COMPLETE THE FOLLOWING
**A)** Please copy the passage on fatherless families in Japan word for word.
**B)** Render the records from their first line through the line containing "key-icon [313, 18, 330, 26]" as a Markdown table with the columns Row and Line, skipping any blank lines.

━━━ PASSAGE TO READ ━━━

A new Japanese government survey estimates
that the number of fatherless families has
skyrocketed, hitting 1.22 million in fiscal 2003
in the nation of 128 million. This is the highest
number ever recorded and represents a massive
28.3% increase from the previous survey conducted
five years ago. The figures also show that the
vast majority of children in these households live
far below the poverty line, creating a rapidly
growing underclass of impoverished families.
The Health, Labor and Welfare Ministry
data highlight the complete failure of government
policy to address important social changes that
have occurred over the past decade, particularly
the massive rise in divorces involving children.
Over the past decade, low wages for women,
a non-functional child support payment system, an
inadequate social welfare policy, and a weakening
of traditional family support networks all have
contributed to redrawing the Japanese poverty map.
Previously, elderly households constituted the
bulk of the poor, but today the balance has firmly
shifted to mother-headed families.
Most
lone mothers and their children now live in
poverty, with many experiencing real hardship. In
2001, the average annual income of a lone-mother
family was about 2.52 million yen (US$23,850). The
latest data estimate this has fallen to just 2.12
million yen in fiscal 2002, almost three times
less than the median figure. In 2000, the average
household income was about 6.17 million yen, and
for an elderly household the figure was 3.19
million yen.

━━━ THE DATA ━━━

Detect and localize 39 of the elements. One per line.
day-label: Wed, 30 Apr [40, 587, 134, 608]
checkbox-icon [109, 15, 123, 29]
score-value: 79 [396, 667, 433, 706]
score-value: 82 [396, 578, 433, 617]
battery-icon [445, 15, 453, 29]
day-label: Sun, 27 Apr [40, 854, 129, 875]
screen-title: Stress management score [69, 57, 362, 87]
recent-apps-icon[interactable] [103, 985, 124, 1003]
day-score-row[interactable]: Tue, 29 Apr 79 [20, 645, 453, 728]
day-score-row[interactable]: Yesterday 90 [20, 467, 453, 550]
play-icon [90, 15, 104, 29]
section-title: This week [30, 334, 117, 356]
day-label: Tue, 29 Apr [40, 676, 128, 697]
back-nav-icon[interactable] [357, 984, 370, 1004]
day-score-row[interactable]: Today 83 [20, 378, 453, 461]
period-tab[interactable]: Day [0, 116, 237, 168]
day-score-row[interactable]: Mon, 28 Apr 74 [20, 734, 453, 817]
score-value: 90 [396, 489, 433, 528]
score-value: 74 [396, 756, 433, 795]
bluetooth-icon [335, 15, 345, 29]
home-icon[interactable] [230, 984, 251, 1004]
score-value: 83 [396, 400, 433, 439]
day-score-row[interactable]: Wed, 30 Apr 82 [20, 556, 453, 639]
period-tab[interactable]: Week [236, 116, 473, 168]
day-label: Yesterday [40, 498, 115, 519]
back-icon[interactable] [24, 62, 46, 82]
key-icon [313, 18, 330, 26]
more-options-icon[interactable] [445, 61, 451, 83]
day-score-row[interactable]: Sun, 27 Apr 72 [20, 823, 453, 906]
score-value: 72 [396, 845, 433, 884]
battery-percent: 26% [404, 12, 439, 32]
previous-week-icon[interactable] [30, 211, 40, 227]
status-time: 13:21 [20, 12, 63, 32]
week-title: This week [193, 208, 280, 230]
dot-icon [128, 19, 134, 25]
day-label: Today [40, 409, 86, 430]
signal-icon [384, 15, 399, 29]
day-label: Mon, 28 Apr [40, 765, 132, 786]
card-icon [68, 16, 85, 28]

━━━

REPLIES
**A)**
A new Japanese government survey estimates
that the number of fatherless families has
skyrocketed, hitting 1.22 million in fiscal 2003
in the nation of 128 million. This is the highest
number ever recorded and represents a massive
28.3% increase from the previous survey conducted
five years ago. The figures also show that the
vast majority of children in these households live
far below the poverty line, creating a rapidly
growing underclass of impoverished families.
The Health, Labor and Welfare Ministry
data highlight the complete failure of government
policy to address important social changes that
have occurred over the past decade, particularly
the massive rise in divorces involving children.
Over the past decade, low wages for women,
a non-functional child support payment system, an
inadequate social welfare policy, and a weakening
of traditional family support networks all have
contributed to redrawing the Japanese poverty map.
Previously, elderly households constituted the
bulk of the poor, but today the balance has firmly
shifted to mother-headed families.
Most
lone mothers and their children now live in
poverty, with many experiencing real hardship. In
2001, the average annual income of a lone-mother
family was about 2.52 million yen (US$23,850). The
latest data estimate this has fallen to just 2.12
million yen in fiscal 2002, almost three times
less than the median figure. In 2000, the average
household income was about 6.17 million yen, and
for an elderly household the figure was 3.19
million yen.

**B)**
| Row | Line |
|---|---|
| 1 | Detect and localize 39 of the elements. One per line. |
| 2 | day-label: Wed, 30 Apr [40, 587, 134, 608] |
| 3 | checkbox-icon [109, 15, 123, 29] |
| 4 | score-value: 79 [396, 667, 433, 706] |
| 5 | score-value: 82 [396, 578, 433, 617] |
| 6 | battery-icon [445, 15, 453, 29] |
| 7 | day-label: Sun, 27 Apr [40, 854, 129, 875] |
| 8 | screen-title: Stress management score [69, 57, 362, 87] |
| 9 | recent-apps-icon[interactable] [103, 985, 124, 1003] |
| 10 | day-score-row[interactable]: Tue, 29 Apr 79 [20, 645, 453, 728] |
| 11 | day-score-row[interactable]: Yesterday 90 [20, 467, 453, 550] |
| 12 | play-icon [90, 15, 104, 29] |
| 13 | section-title: This week [30, 334, 117, 356] |
| 14 | day-label: Tue, 29 Apr [40, 676, 128, 697] |
| 15 | back-nav-icon[interactable] [357, 984, 370, 1004] |
| 16 | day-score-row[interactable]: Today 83 [20, 378, 453, 461] |
| 17 | period-tab[interactable]: Day [0, 116, 237, 168] |
| 18 | day-score-row[interactable]: Mon, 28 Apr 74 [20, 734, 453, 817] |
| 19 | score-value: 90 [396, 489, 433, 528] |
| 20 | score-value: 74 [396, 756, 433, 795] |
| 21 | bluetooth-icon [335, 15, 345, 29] |
| 22 | home-icon[interactable] [230, 984, 251, 1004] |
| 23 | score-value: 83 [396, 400, 433, 439] |
| 24 | day-score-row[interactable]: Wed, 30 Apr 82 [20, 556, 453, 639] |
| 25 | period-tab[interactable]: Week [236, 116, 473, 168] |
| 26 | day-label: Yesterday [40, 498, 115, 519] |
| 27 | back-icon[interactable] [24, 62, 46, 82] |
| 28 | key-icon [313, 18, 330, 26] |